The request:
From the material below, list every line containing "Landwehrbräu".

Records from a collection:
━━━━━━━━━━

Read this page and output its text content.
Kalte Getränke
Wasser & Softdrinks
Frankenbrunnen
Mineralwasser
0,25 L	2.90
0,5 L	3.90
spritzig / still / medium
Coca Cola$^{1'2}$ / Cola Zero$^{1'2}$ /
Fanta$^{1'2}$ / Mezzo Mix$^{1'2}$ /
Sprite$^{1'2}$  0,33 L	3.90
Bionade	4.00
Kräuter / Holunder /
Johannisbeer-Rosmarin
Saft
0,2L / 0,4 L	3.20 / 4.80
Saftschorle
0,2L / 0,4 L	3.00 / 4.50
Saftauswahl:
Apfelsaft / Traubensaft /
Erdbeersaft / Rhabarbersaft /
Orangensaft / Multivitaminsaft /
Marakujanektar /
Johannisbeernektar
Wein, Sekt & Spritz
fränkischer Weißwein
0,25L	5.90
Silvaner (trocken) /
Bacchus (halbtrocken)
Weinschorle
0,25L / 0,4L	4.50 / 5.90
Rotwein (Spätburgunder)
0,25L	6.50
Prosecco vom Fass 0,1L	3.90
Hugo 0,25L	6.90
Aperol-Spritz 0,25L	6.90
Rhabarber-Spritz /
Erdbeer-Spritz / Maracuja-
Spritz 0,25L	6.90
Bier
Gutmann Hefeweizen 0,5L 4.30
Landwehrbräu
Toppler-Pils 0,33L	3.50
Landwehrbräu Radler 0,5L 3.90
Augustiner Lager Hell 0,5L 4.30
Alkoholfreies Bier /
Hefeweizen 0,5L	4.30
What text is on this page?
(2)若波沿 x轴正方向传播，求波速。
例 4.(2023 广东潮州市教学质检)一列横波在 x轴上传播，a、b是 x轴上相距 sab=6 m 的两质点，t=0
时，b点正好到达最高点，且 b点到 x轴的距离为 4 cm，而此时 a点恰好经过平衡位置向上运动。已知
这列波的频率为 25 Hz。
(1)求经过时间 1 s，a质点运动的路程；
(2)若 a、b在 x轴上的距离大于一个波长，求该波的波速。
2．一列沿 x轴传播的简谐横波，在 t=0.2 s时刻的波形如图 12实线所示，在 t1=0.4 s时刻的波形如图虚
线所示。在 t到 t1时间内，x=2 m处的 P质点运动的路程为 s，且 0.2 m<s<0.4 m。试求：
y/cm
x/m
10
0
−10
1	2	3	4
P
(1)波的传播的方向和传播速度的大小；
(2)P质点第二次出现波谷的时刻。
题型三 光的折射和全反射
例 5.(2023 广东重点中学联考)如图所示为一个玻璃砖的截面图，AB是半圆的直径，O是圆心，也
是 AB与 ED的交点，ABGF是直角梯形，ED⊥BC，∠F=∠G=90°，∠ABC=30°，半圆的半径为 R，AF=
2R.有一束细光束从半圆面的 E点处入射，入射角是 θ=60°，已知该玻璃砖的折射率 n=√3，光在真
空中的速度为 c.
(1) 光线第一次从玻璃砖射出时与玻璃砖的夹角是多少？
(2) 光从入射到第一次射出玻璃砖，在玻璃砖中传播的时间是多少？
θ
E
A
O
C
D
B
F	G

━━━━━━━━━━

Reply to the exercise:
Landwehrbräu
Landwehrbräu Radler 0,5L 3.90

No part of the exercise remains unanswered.